> [WORK TO DO] For this exercise, copy out each line of the material below that includes "환율변동효과".
━━━ DATA
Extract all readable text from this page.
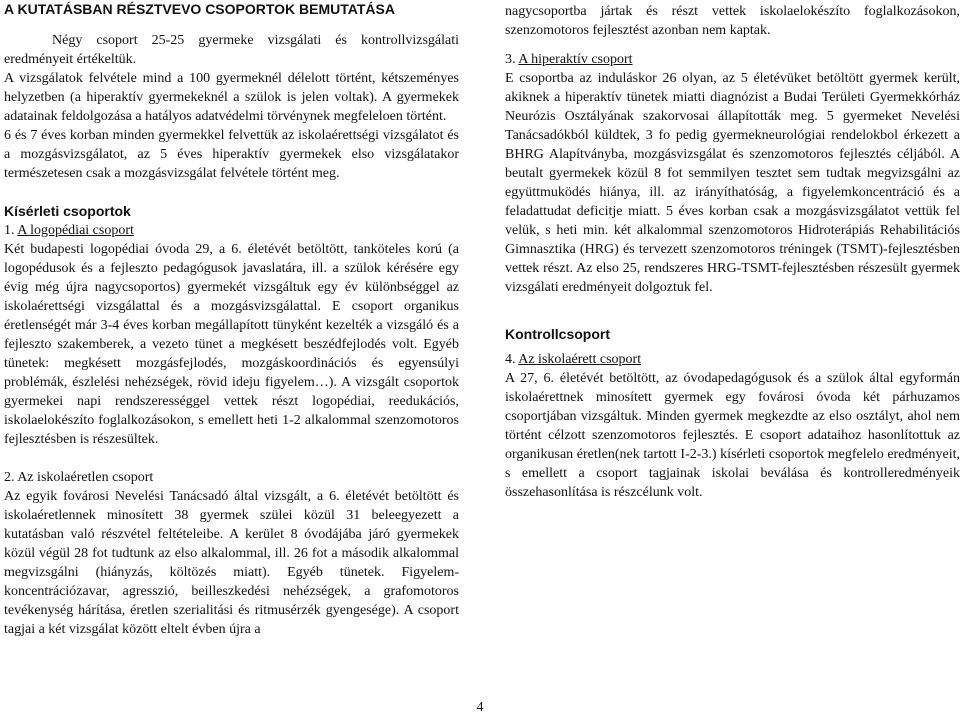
A KUTATÁSBAN RÉSZTVEVO CSOPORTOK BEMUTATÁSA

Négy csoport 25-25 gyermeke vizsgálati és kontrollvizsgálati eredményeit értékeltük.

A vizsgálatok felvétele mind a 100 gyermeknél délelott történt, kétszeményes helyzetben (a hiperaktív gyermekeknél a szülok is jelen voltak). A gyermekek adatainak feldolgozása a hatályos adatvédelmi törvénynek megfeleloen történt.

6 és 7 éves korban minden gyermekkel felvettük az iskolaérettségi vizsgálatot és a mozgásvizsgálatot, az 5 éves hiperaktív gyermekek elso vizsgálatakor természetesen csak a mozgásvizsgálat felvétele történt meg.

Kísérleti csoportok

1. A logopédiai csoport

Két budapesti logopédiai óvoda 29, a 6. életévét betöltött, tanköteles korú (a logopédusok és a fejleszto pedagógusok javaslatára, ill. a szülok kérésére egy évig még újra nagycsoportos) gyermekét vizsgáltuk egy év különbséggel az iskolaérettségi vizsgálattal és a mozgásvizsgálattal. E csoport organikus éretlenségét már 3-4 éves korban megállapított tünyként kezelték a vizsgáló és a fejleszto szakemberek, a vezeto tünet a megkésett beszédfejlodés volt. Egyéb tünetek: megkésett mozgásfejlodés, mozgáskoordinációs és egyensúlyi problémák, észlelési nehézségek, rövid ideju figyelem…). A vizsgált csoportok gyermekei napi rendszerességgel vettek részt logopédiai, reedukációs, iskolaelokészíto foglalkozásokon, s emellett heti 1-2 alkalommal szenzomotoros fejlesztésben is részesültek.

2. Az iskolaéretlen csoport

Az egyik fovárosi Nevelési Tanácsadó által vizsgált, a 6. életévét betöltött és iskolaéretlennek minosített 38 gyermek szülei közül 31 beleegyezett a kutatásban való részvétel feltételeibe. A kerület 8 óvodájába járó gyermekek közül végül 28 fot tudtunk az elso alkalommal, ill. 26 fot a második alkalommal megvizsgálni (hiányzás, költözés miatt). Egyéb tünetek. Figyelem-koncentrációzavar, agresszió, beilleszkedési nehézségek, a grafomotoros tevékenység hárítása, éretlen szerialitási és ritmusérzék gyengesége). A csoport tagjai a két vizsgálat között eltelt évben újra a

nagycsoportba jártak és részt vettek iskolaelokészíto foglalkozásokon, szenzomotoros fejlesztést azonban nem kaptak.

3. A hiperaktív csoport

E csoportba az induláskor 26 olyan, az 5 életévüket betöltött gyermek került, akiknek a hiperaktív tünetek miatti diagnózist a Budai Területi Gyermekkórház Neurózis Osztályának szakorvosai állapították meg. 5 gyermeket Nevelési Tanácsadókból küldtek, 3 fo pedig gyermekneurológiai rendelokbol érkezett a BHRG Alapítványba, mozgásvizsgálat és szenzomotoros fejlesztés céljából. A beutalt gyermekek közül 8 fot semmilyen tesztet sem tudtak megvizsgálni az együttmuködés hiánya, ill. az irányíthatóság, a figyelemkoncentráció és a feladattudat deficitje miatt. 5 éves korban csak a mozgásvizsgálatot vettük fel velük, s heti min. két alkalommal szenzomotoros Hidroterápiás Rehabilitációs Gimnasztika (HRG) és tervezett szenzomotoros tréningek (TSMT)-fejlesztésben vettek részt. Az elso 25, rendszeres HRG-TSMT-fejlesztésben részesült gyermek vizsgálati eredményeit dolgoztuk fel.

Kontrollcsoport

4. Az iskolaérett csoport

A 27, 6. életévét betöltött, az óvodapedagógusok és a szülok által egyformán iskolaérettnek minosített gyermek egy fovárosi óvoda két párhuzamos csoportjában vizsgáltuk. Minden gyermek megkezdte az elso osztályt, ahol nem történt célzott szenzomotoros fejlesztés. E csoport adataihoz hasonlítottuk az organikusan éretlen(nek tartott I-2-3.) kísérleti csoportok megfelelo eredményeit, s emellett a csoport tagjainak iskolai beválása és kontrolleredményeik összehasonlítása is részcélunk volt.

4
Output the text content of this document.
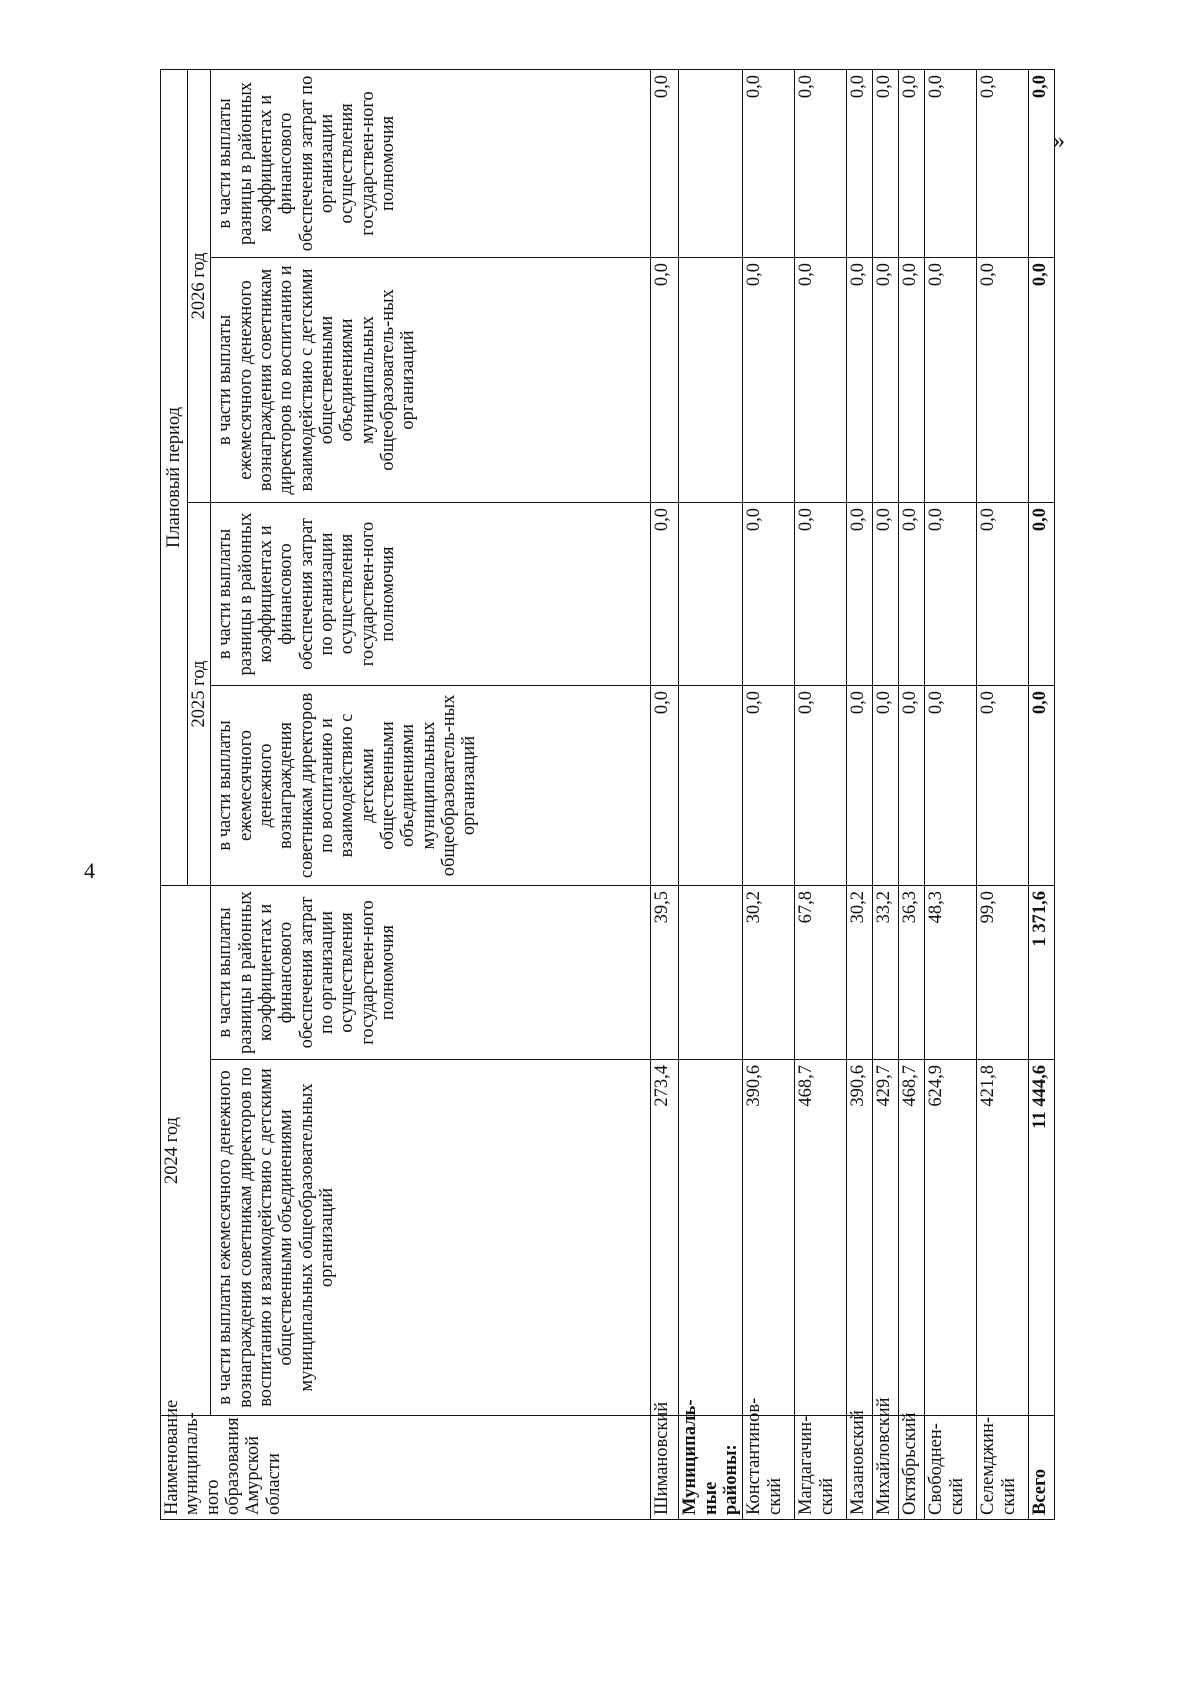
4
»
Наименование муниципаль-ного образования Амурской области	2024 год		Плановый период			
			2025 год		2026 год	
	в части выплаты ежемесячного денежного вознаграждения советникам директоров по воспитанию и взаимодействию с детскими общественными объединениями муниципальных общеобразовательных организаций	в части выплаты разницы в районных коэффициентах и финансового обеспечения затрат по организации осуществления государствен-ного полномочия	в части выплаты ежемесячного денежного вознаграждения советникам директоров по воспитанию и взаимодействию с детскими общественными объединениями муниципальных общеобразователь-ных организаций	в части выплаты разницы в районных коэффициентах и финансового обеспечения затрат по организации осуществления государствен-ного полномочия	в части выплаты ежемесячного денежного вознаграждения советникам директоров по воспитанию и взаимодействию с детскими общественными объединениями муниципальных общеобразователь-ных организаций	в части выплаты разницы в районных коэффициентах и финансового обеспечения затрат по организации осуществления государствен-ного полномочия
Шимановский	273,4	39,5	0,0	0,0	0,0	0,0
Муниципаль-ные районы:						
Константинов-ский	390,6	30,2	0,0	0,0	0,0	0,0
Магдагачин-ский	468,7	67,8	0,0	0,0	0,0	0,0
Мазановский	390,6	30,2	0,0	0,0	0,0	0,0
Михайловский	429,7	33,2	0,0	0,0	0,0	0,0
Октябрьский	468,7	36,3	0,0	0,0	0,0	0,0
Свободнен-ский	624,9	48,3	0,0	0,0	0,0	0,0
Селемджин-ский	421,8	99,0	0,0	0,0	0,0	0,0
Всего	11 444,6	1 371,6	0,0	0,0	0,0	0,0
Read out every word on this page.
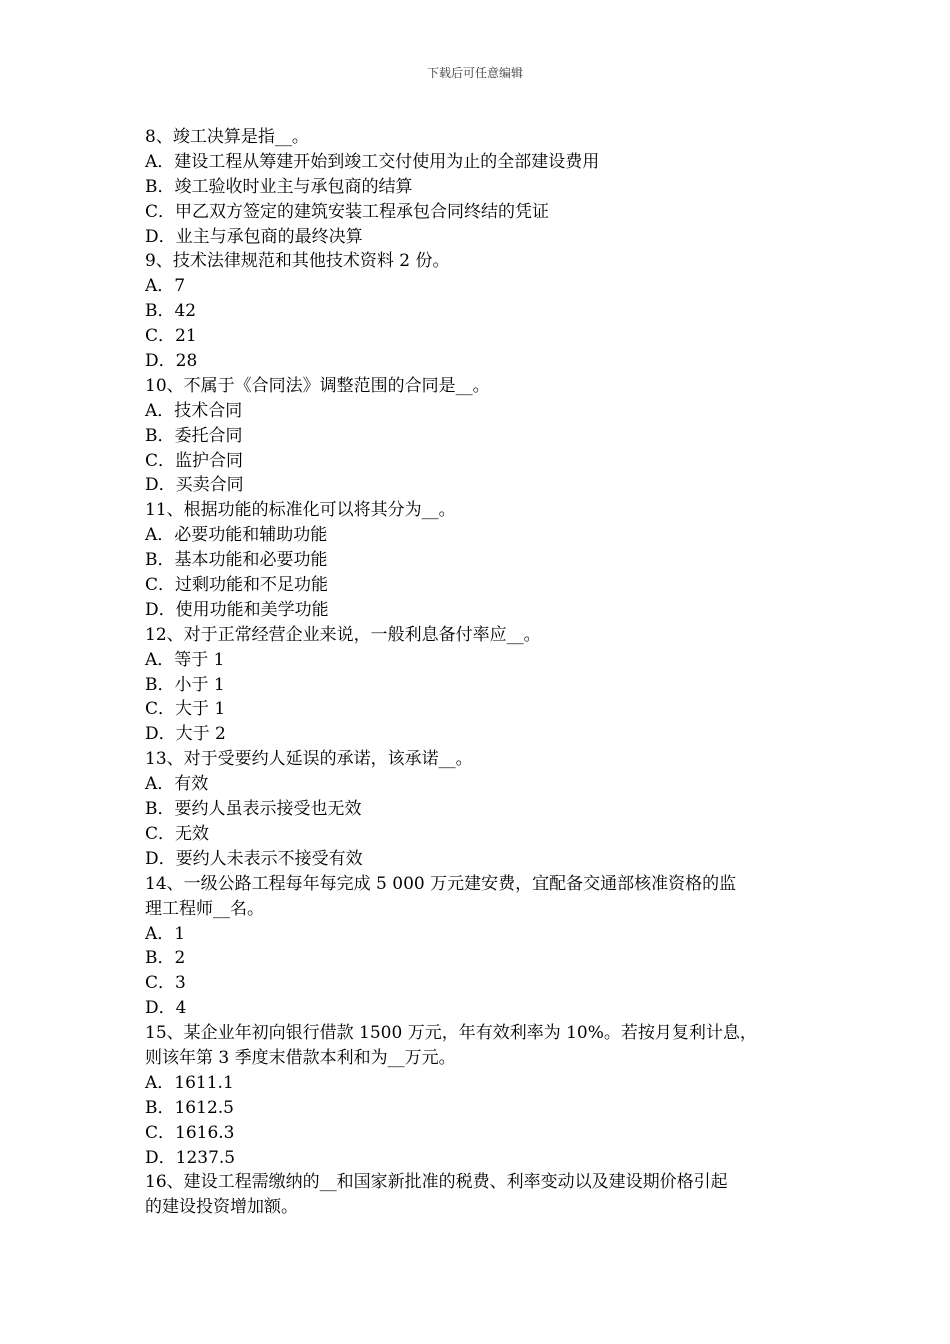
下载后可任意编辑
8、竣工决算是指__。
A．建设工程从筹建开始到竣工交付使用为止的全部建设费用
B．竣工验收时业主与承包商的结算
C．甲乙双方签定的建筑安装工程承包合同终结的凭证
D．业主与承包商的最终决算
9、技术法律规范和其他技术资料 2 份。
A．7
B．42
C．21
D．28
10、不属于《合同法》调整范围的合同是__。
A．技术合同
B．委托合同
C．监护合同
D．买卖合同
11、根据功能的标准化可以将其分为__。
A．必要功能和辅助功能
B．基本功能和必要功能
C．过剩功能和不足功能
D．使用功能和美学功能
12、对于正常经营企业来说，一般利息备付率应__。
A．等于 1
B．小于 1
C．大于 1
D．大于 2
13、对于受要约人延误的承诺，该承诺__。
A．有效
B．要约人虽表示接受也无效
C．无效
D．要约人未表示不接受有效
14、一级公路工程每年每完成 5 000 万元建安费，宜配备交通部核准资格的监
理工程师__名。
A．1
B．2
C．3
D．4
15、某企业年初向银行借款 1500 万元，年有效利率为 10%。若按月复利计息，
则该年第 3 季度末借款本利和为__万元。
A．1611.1
B．1612.5
C．1616.3
D．1237.5
16、建设工程需缴纳的__和国家新批准的税费、利率变动以及建设期价格引起
的建设投资增加额。
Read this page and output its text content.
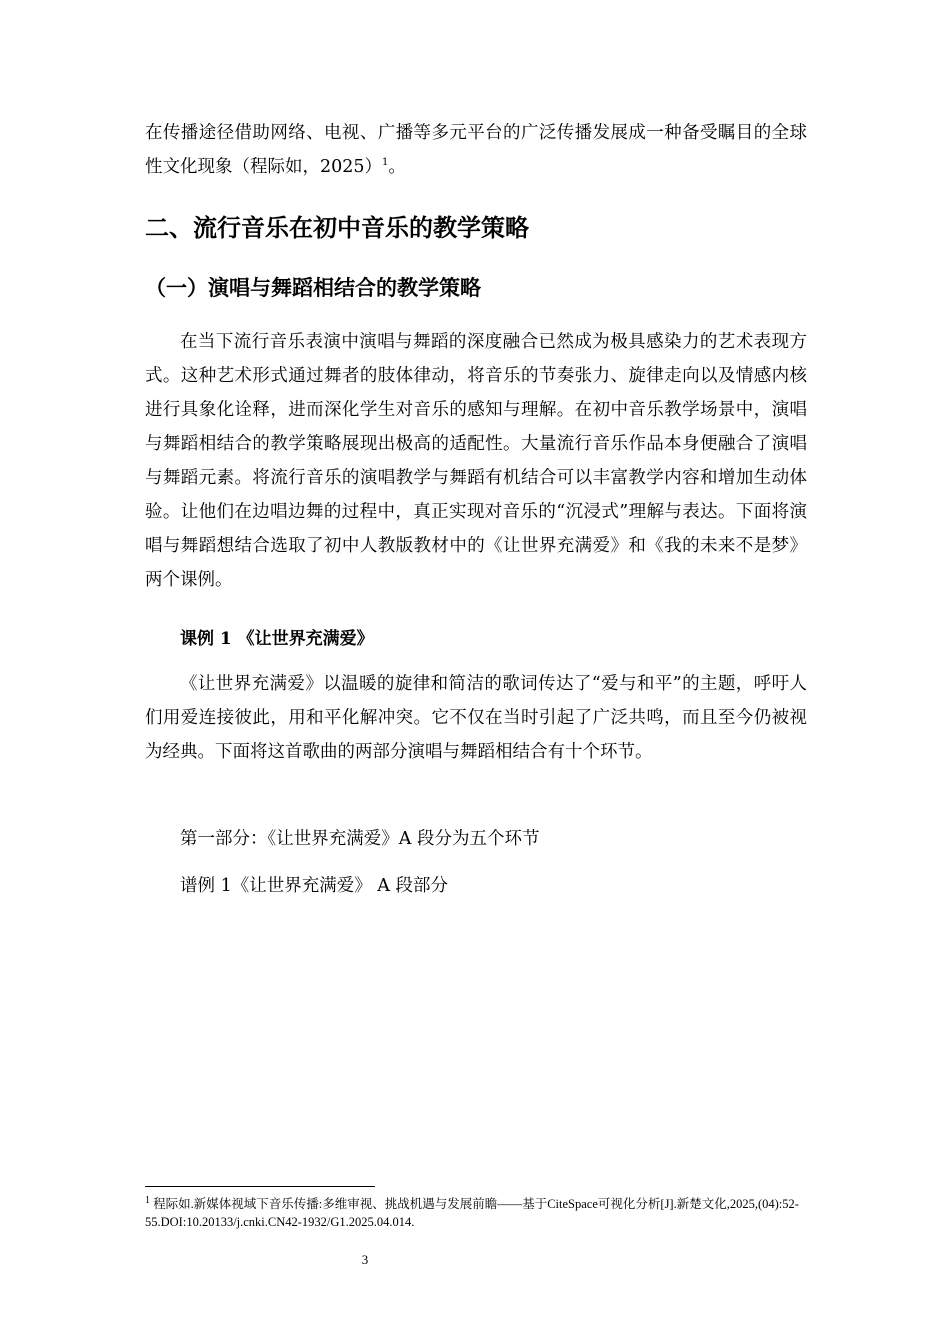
在传播途径借助网络、电视、广播等多元平台的广泛传播发展成一种备受瞩目的全球性文化现象（程际如，2025）$^1$。

二、流行音乐在初中音乐的教学策略
（一）演唱与舞蹈相结合的教学策略

在当下流行音乐表演中演唱与舞蹈的深度融合已然成为极具感染力的艺术表现方式。这种艺术形式通过舞者的肢体律动，将音乐的节奏张力、旋律走向以及情感内核进行具象化诠释，进而深化学生对音乐的感知与理解。在初中音乐教学场景中，演唱与舞蹈相结合的教学策略展现出极高的适配性。大量流行音乐作品本身便融合了演唱与舞蹈元素。将流行音乐的演唱教学与舞蹈有机结合可以丰富教学内容和增加生动体验。让他们在边唱边舞的过程中，真正实现对音乐的“沉浸式”理解与表达。下面将演唱与舞蹈想结合选取了初中人教版教材中的《让世界充满爱》和《我的未来不是梦》两个课例。

课例 1 《让世界充满爱》

《让世界充满爱》以温暖的旋律和简洁的歌词传达了“爱与和平”的主题，呼吁人们用爱连接彼此，用和平化解冲突。它不仅在当时引起了广泛共鸣，而且至今仍被视为经典。下面将这首歌曲的两部分演唱与舞蹈相结合有十个环节。

第一部分：《让世界充满爱》A 段分为五个环节

谱例 1《让世界充满爱》 A 段部分

$^1$ 程际如.新媒体视域下音乐传播:多维审视、挑战机遇与发展前瞻——基于CiteSpace可视化分析[J].新楚文化,2025,(04):52-55.DOI:10.20133/j.cnki.CN42-1932/G1.2025.04.014.

3
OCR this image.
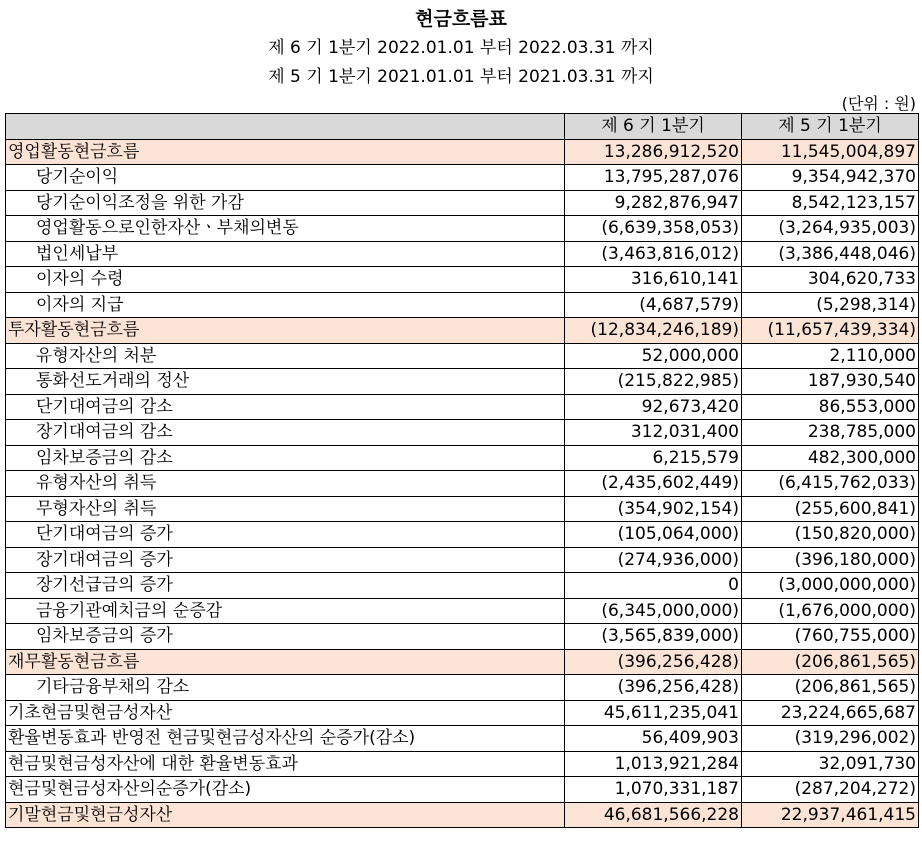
현금흐름표
제 6 기 1분기 2022.01.01 부터 2022.03.31 까지
제 5 기 1분기 2021.01.01 부터 2021.03.31 까지
(단위 : 원)
	제 6 기 1분기	제 5 기 1분기
영업활동현금흐름	13,286,912,520	11,545,004,897
당기순이익	13,795,287,076	9,354,942,370
당기순이익조정을 위한 가감	9,282,876,947	8,542,123,157
영업활동으로인한자산ㆍ부채의변동	(6,639,358,053)	(3,264,935,003)
법인세납부	(3,463,816,012)	(3,386,448,046)
이자의 수령	316,610,141	304,620,733
이자의 지급	(4,687,579)	(5,298,314)
투자활동현금흐름	(12,834,246,189)	(11,657,439,334)
유형자산의 처분	52,000,000	2,110,000
통화선도거래의 정산	(215,822,985)	187,930,540
단기대여금의 감소	92,673,420	86,553,000
장기대여금의 감소	312,031,400	238,785,000
임차보증금의 감소	6,215,579	482,300,000
유형자산의 취득	(2,435,602,449)	(6,415,762,033)
무형자산의 취득	(354,902,154)	(255,600,841)
단기대여금의 증가	(105,064,000)	(150,820,000)
장기대여금의 증가	(274,936,000)	(396,180,000)
장기선급금의 증가	0	(3,000,000,000)
금융기관예치금의 순증감	(6,345,000,000)	(1,676,000,000)
임차보증금의 증가	(3,565,839,000)	(760,755,000)
재무활동현금흐름	(396,256,428)	(206,861,565)
기타금융부채의 감소	(396,256,428)	(206,861,565)
기초현금및현금성자산	45,611,235,041	23,224,665,687
환율변동효과 반영전 현금및현금성자산의 순증가(감소)	56,409,903	(319,296,002)
현금및현금성자산에 대한 환율변동효과	1,013,921,284	32,091,730
현금및현금성자산의순증가(감소)	1,070,331,187	(287,204,272)
기말현금및현금성자산	46,681,566,228	22,937,461,415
━━━━━━
> [COMPLETED TASK]
환율변동효과 반영전 현금및현금성자산의 순증가(감소)	56,409,903	(319,296,002)
현금및현금성자산에 대한 환율변동효과	1,013,921,284	32,091,730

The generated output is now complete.